-- Start DATA RECORDS --
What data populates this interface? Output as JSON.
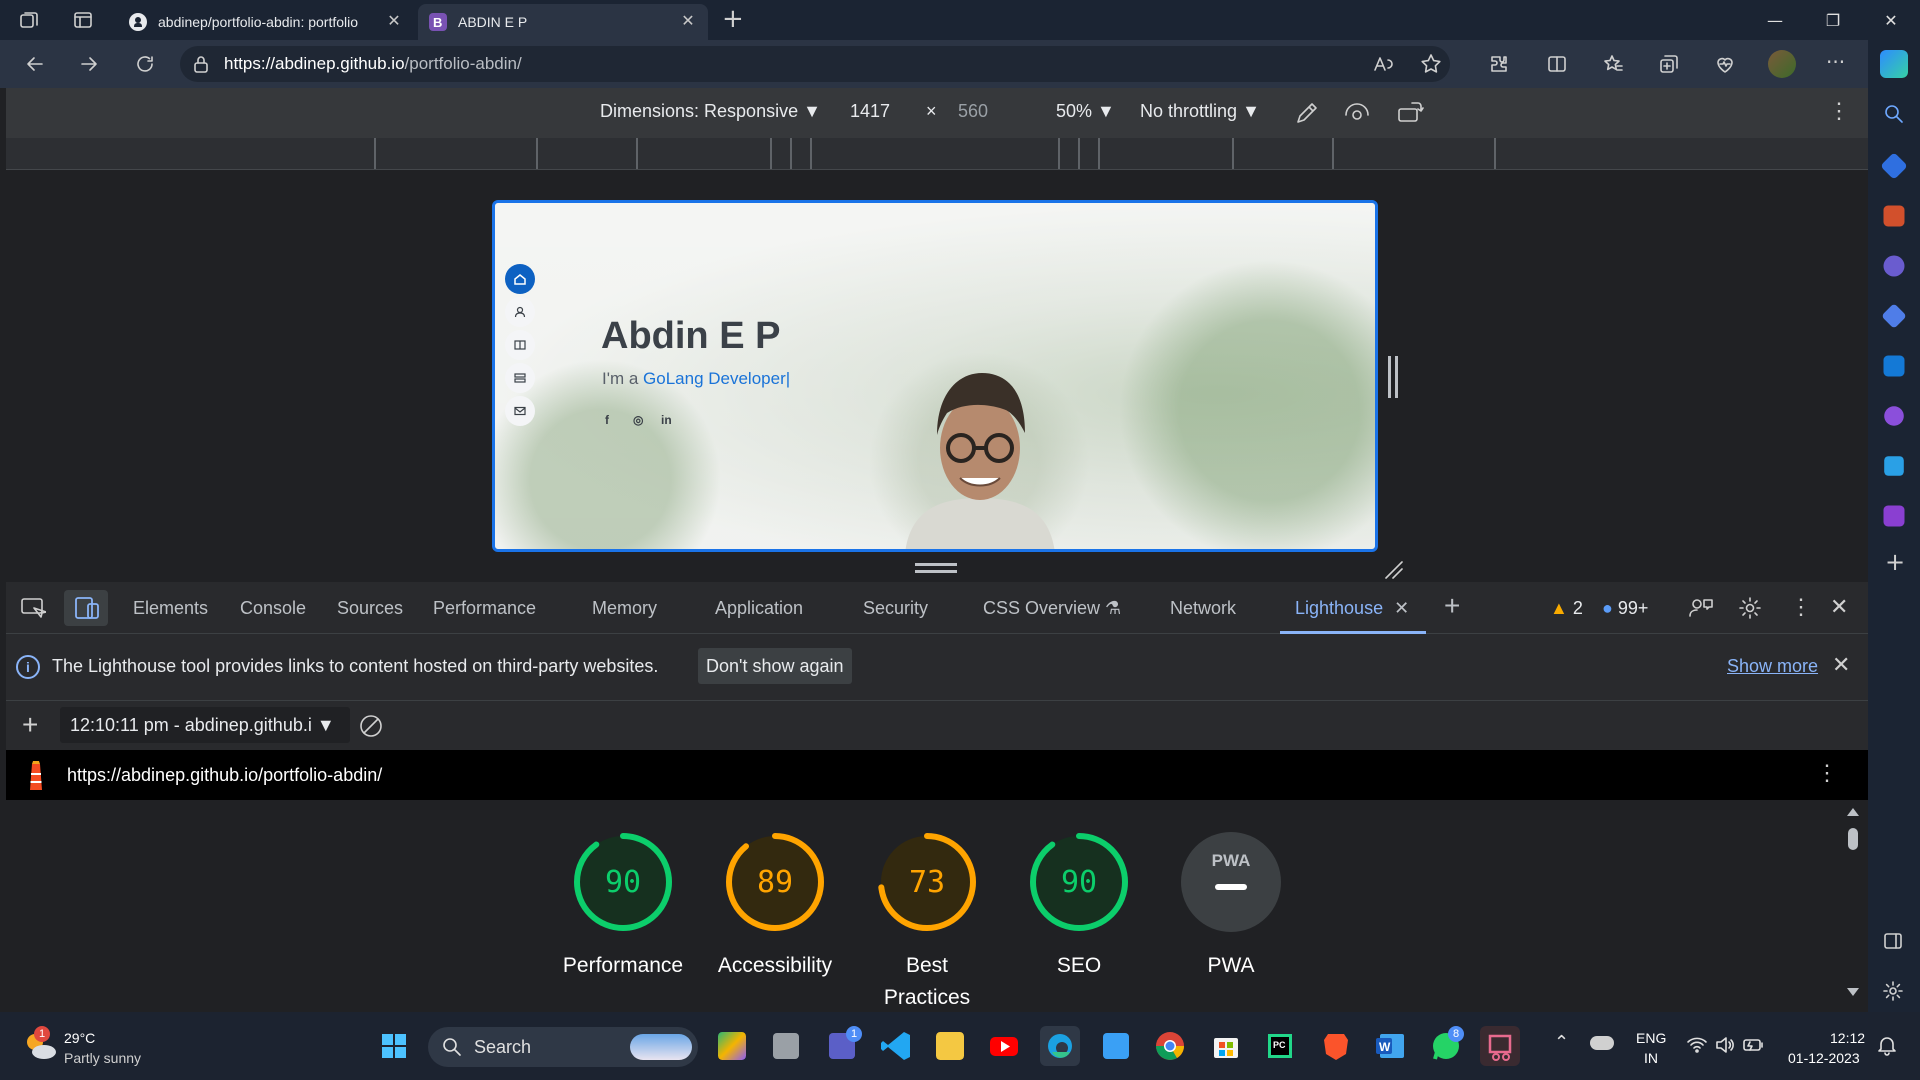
{
  "browser": {
    "tabs": [
      {
        "label": "abdinep/portfolio-abdin: portfolio",
        "favicon": "github-icon",
        "active": false
      },
      {
        "label": "ABDIN E P",
        "favicon": "bootstrap-icon",
        "active": true
      }
    ],
    "url_host": "https://abdinep.github.io",
    "url_path": "/portfolio-abdin/",
    "new_tab_symbol": "+"
  },
  "device_toolbar": {
    "dimensions_label": "Dimensions: Responsive",
    "width": "1417",
    "times": "×",
    "height": "560",
    "zoom": "50%",
    "throttling": "No throttling"
  },
  "hero": {
    "name": "Abdin E P",
    "intro": "I'm a ",
    "role": "GoLang Developer|",
    "socials": [
      "f",
      "◎",
      "in"
    ]
  },
  "devtools": {
    "tabs": [
      "Elements",
      "Console",
      "Sources",
      "Performance",
      "Memory",
      "Application",
      "Security",
      "CSS Overview",
      "Network",
      "Lighthouse"
    ],
    "active_tab": "Lighthouse",
    "warnings": "2",
    "messages": "99+"
  },
  "infobar": {
    "message": "The Lighthouse tool provides links to content hosted on third-party websites.",
    "dont_show": "Don't show again",
    "show_more": "Show more"
  },
  "report": {
    "selector": "12:10:11 pm - abdinep.github.i",
    "url": "https://abdinep.github.io/portfolio-abdin/"
  },
  "scores": [
    {
      "value": "90",
      "label": "Performance",
      "fraction": 0.9,
      "color": "#0cce6b"
    },
    {
      "value": "89",
      "label": "Accessibility",
      "fraction": 0.89,
      "color": "#ffa400"
    },
    {
      "value": "73",
      "label": "Best Practices",
      "label_line1": "Best",
      "label_line2": "Practices",
      "fraction": 0.73,
      "color": "#ffa400"
    },
    {
      "value": "90",
      "label": "SEO",
      "fraction": 0.9,
      "color": "#0cce6b"
    },
    {
      "value": "PWA",
      "label": "PWA",
      "fraction": 0,
      "color": "#9aa0a6"
    }
  ],
  "taskbar": {
    "weather_temp": "29°C",
    "weather_desc": "Partly sunny",
    "weather_badge": "1",
    "search_label": "Search",
    "teams_badge": "1",
    "whatsapp_badge": "8",
    "lang1": "ENG",
    "lang2": "IN",
    "time": "12:12",
    "date": "01-12-2023"
  },
  "colors": {
    "accent_blue": "#1a73e8",
    "score_green": "#0cce6b",
    "score_orange": "#ffa400"
  }
}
-- End DATA RECORDS --
Return all the entries word for word, but omit any pictures they contain.

= ANSWER TO THE EXERCISE =
What data populates this interface? Output as JSON.
{
  "browser": {
    "tabs": [
      {
        "label": "abdinep/portfolio-abdin: portfolio",
        "favicon": "github-icon",
        "active": false
      },
      {
        "label": "ABDIN E P",
        "favicon": "bootstrap-icon",
        "active": true
      }
    ],
    "url_host": "https://abdinep.github.io",
    "url_path": "/portfolio-abdin/",
    "new_tab_symbol": "+"
  },
  "device_toolbar": {
    "dimensions_label": "Dimensions: Responsive",
    "width": "1417",
    "times": "×",
    "height": "560",
    "zoom": "50%",
    "throttling": "No throttling"
  },
  "hero": {
    "name": "Abdin E P",
    "intro": "I'm a ",
    "role": "GoLang Developer|",
    "socials": [
      "f",
      "◎",
      "in"
    ]
  },
  "devtools": {
    "tabs": [
      "Elements",
      "Console",
      "Sources",
      "Performance",
      "Memory",
      "Application",
      "Security",
      "CSS Overview",
      "Network",
      "Lighthouse"
    ],
    "active_tab": "Lighthouse",
    "warnings": "2",
    "messages": "99+"
  },
  "infobar": {
    "message": "The Lighthouse tool provides links to content hosted on third-party websites.",
    "dont_show": "Don't show again",
    "show_more": "Show more"
  },
  "report": {
    "selector": "12:10:11 pm - abdinep.github.i",
    "url": "https://abdinep.github.io/portfolio-abdin/"
  },
  "scores": [
    {
      "value": "90",
      "label": "Performance",
      "fraction": 0.9,
      "color": "#0cce6b"
    },
    {
      "value": "89",
      "label": "Accessibility",
      "fraction": 0.89,
      "color": "#ffa400"
    },
    {
      "value": "73",
      "label": "Best Practices",
      "label_line1": "Best",
      "label_line2": "Practices",
      "fraction": 0.73,
      "color": "#ffa400"
    },
    {
      "value": "90",
      "label": "SEO",
      "fraction": 0.9,
      "color": "#0cce6b"
    },
    {
      "value": "PWA",
      "label": "PWA",
      "fraction": 0,
      "color": "#9aa0a6"
    }
  ],
  "taskbar": {
    "weather_temp": "29°C",
    "weather_desc": "Partly sunny",
    "weather_badge": "1",
    "search_label": "Search",
    "teams_badge": "1",
    "whatsapp_badge": "8",
    "lang1": "ENG",
    "lang2": "IN",
    "time": "12:12",
    "date": "01-12-2023"
  },
  "colors": {
    "accent_blue": "#1a73e8",
    "score_green": "#0cce6b",
    "score_orange": "#ffa400"
  }
}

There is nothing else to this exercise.